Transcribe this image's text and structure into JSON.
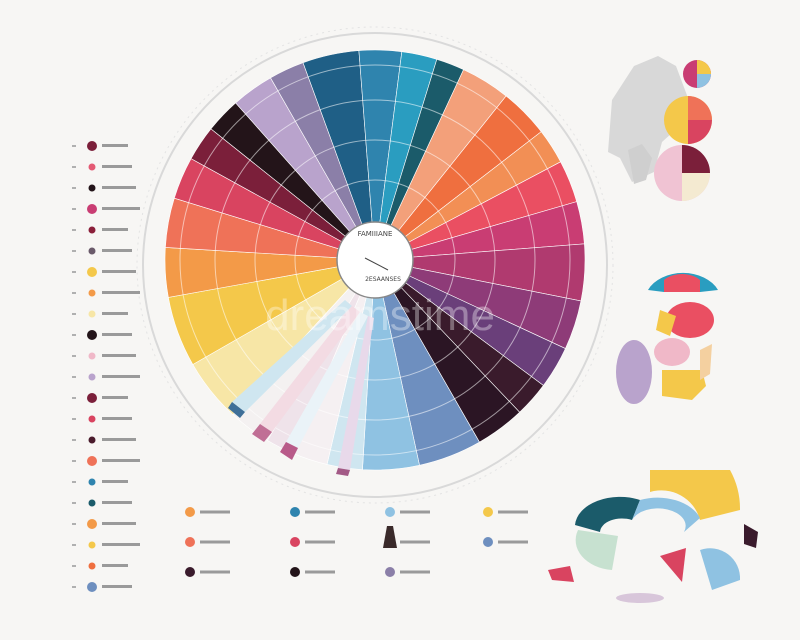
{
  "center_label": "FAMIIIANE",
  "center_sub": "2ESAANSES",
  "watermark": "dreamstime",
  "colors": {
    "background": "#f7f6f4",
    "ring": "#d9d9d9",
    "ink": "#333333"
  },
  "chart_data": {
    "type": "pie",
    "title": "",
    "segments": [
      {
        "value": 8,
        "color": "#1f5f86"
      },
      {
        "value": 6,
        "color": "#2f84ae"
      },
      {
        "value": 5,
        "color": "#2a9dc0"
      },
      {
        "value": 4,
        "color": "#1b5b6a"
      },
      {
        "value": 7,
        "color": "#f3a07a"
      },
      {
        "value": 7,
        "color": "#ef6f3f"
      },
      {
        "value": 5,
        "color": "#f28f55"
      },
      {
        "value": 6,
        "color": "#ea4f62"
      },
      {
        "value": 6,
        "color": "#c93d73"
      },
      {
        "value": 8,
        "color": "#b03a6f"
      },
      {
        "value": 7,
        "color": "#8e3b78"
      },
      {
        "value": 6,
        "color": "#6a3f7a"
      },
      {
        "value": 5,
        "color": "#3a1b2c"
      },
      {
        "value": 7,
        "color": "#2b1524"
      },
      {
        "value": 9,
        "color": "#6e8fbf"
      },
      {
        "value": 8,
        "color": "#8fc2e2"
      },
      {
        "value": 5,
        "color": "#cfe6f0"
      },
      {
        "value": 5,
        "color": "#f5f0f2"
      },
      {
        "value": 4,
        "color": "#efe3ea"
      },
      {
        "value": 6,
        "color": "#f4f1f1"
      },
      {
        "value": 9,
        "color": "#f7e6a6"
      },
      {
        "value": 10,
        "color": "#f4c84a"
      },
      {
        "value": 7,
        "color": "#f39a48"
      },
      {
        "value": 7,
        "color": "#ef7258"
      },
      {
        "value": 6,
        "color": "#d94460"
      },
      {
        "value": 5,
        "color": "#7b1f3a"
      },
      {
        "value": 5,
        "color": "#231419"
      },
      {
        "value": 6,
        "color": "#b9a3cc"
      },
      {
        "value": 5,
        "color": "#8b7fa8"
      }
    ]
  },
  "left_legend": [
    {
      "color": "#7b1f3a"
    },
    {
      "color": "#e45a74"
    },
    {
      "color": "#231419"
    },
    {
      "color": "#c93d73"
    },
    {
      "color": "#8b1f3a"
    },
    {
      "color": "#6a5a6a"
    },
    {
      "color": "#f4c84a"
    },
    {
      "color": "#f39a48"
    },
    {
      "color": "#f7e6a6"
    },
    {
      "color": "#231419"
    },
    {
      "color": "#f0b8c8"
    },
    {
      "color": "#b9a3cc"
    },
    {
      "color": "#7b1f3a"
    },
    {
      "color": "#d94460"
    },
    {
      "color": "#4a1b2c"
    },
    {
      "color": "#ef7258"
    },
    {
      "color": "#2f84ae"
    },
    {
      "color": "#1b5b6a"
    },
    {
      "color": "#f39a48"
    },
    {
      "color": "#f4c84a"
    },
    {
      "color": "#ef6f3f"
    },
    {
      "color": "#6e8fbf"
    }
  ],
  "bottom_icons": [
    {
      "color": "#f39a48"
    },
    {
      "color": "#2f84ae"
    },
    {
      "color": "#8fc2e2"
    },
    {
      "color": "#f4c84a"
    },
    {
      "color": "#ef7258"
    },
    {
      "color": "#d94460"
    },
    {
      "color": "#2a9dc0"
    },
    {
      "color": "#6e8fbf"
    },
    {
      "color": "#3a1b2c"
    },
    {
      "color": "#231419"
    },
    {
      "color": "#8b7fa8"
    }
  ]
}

---

Retype everything in the material word for word, minus pictures.

Transcribe this image's text and structure into JSON.
{
  "center_label": "FAMIIIANE",
  "center_sub": "2ESAANSES",
  "watermark": "dreamstime",
  "colors": {
    "background": "#f7f6f4",
    "ring": "#d9d9d9",
    "ink": "#333333"
  },
  "chart_data": {
    "type": "pie",
    "title": "",
    "segments": [
      {
        "value": 8,
        "color": "#1f5f86"
      },
      {
        "value": 6,
        "color": "#2f84ae"
      },
      {
        "value": 5,
        "color": "#2a9dc0"
      },
      {
        "value": 4,
        "color": "#1b5b6a"
      },
      {
        "value": 7,
        "color": "#f3a07a"
      },
      {
        "value": 7,
        "color": "#ef6f3f"
      },
      {
        "value": 5,
        "color": "#f28f55"
      },
      {
        "value": 6,
        "color": "#ea4f62"
      },
      {
        "value": 6,
        "color": "#c93d73"
      },
      {
        "value": 8,
        "color": "#b03a6f"
      },
      {
        "value": 7,
        "color": "#8e3b78"
      },
      {
        "value": 6,
        "color": "#6a3f7a"
      },
      {
        "value": 5,
        "color": "#3a1b2c"
      },
      {
        "value": 7,
        "color": "#2b1524"
      },
      {
        "value": 9,
        "color": "#6e8fbf"
      },
      {
        "value": 8,
        "color": "#8fc2e2"
      },
      {
        "value": 5,
        "color": "#cfe6f0"
      },
      {
        "value": 5,
        "color": "#f5f0f2"
      },
      {
        "value": 4,
        "color": "#efe3ea"
      },
      {
        "value": 6,
        "color": "#f4f1f1"
      },
      {
        "value": 9,
        "color": "#f7e6a6"
      },
      {
        "value": 10,
        "color": "#f4c84a"
      },
      {
        "value": 7,
        "color": "#f39a48"
      },
      {
        "value": 7,
        "color": "#ef7258"
      },
      {
        "value": 6,
        "color": "#d94460"
      },
      {
        "value": 5,
        "color": "#7b1f3a"
      },
      {
        "value": 5,
        "color": "#231419"
      },
      {
        "value": 6,
        "color": "#b9a3cc"
      },
      {
        "value": 5,
        "color": "#8b7fa8"
      }
    ]
  },
  "left_legend": [
    {
      "color": "#7b1f3a"
    },
    {
      "color": "#e45a74"
    },
    {
      "color": "#231419"
    },
    {
      "color": "#c93d73"
    },
    {
      "color": "#8b1f3a"
    },
    {
      "color": "#6a5a6a"
    },
    {
      "color": "#f4c84a"
    },
    {
      "color": "#f39a48"
    },
    {
      "color": "#f7e6a6"
    },
    {
      "color": "#231419"
    },
    {
      "color": "#f0b8c8"
    },
    {
      "color": "#b9a3cc"
    },
    {
      "color": "#7b1f3a"
    },
    {
      "color": "#d94460"
    },
    {
      "color": "#4a1b2c"
    },
    {
      "color": "#ef7258"
    },
    {
      "color": "#2f84ae"
    },
    {
      "color": "#1b5b6a"
    },
    {
      "color": "#f39a48"
    },
    {
      "color": "#f4c84a"
    },
    {
      "color": "#ef6f3f"
    },
    {
      "color": "#6e8fbf"
    }
  ],
  "bottom_icons": [
    {
      "color": "#f39a48"
    },
    {
      "color": "#2f84ae"
    },
    {
      "color": "#8fc2e2"
    },
    {
      "color": "#f4c84a"
    },
    {
      "color": "#ef7258"
    },
    {
      "color": "#d94460"
    },
    {
      "color": "#2a9dc0"
    },
    {
      "color": "#6e8fbf"
    },
    {
      "color": "#3a1b2c"
    },
    {
      "color": "#231419"
    },
    {
      "color": "#8b7fa8"
    }
  ]
}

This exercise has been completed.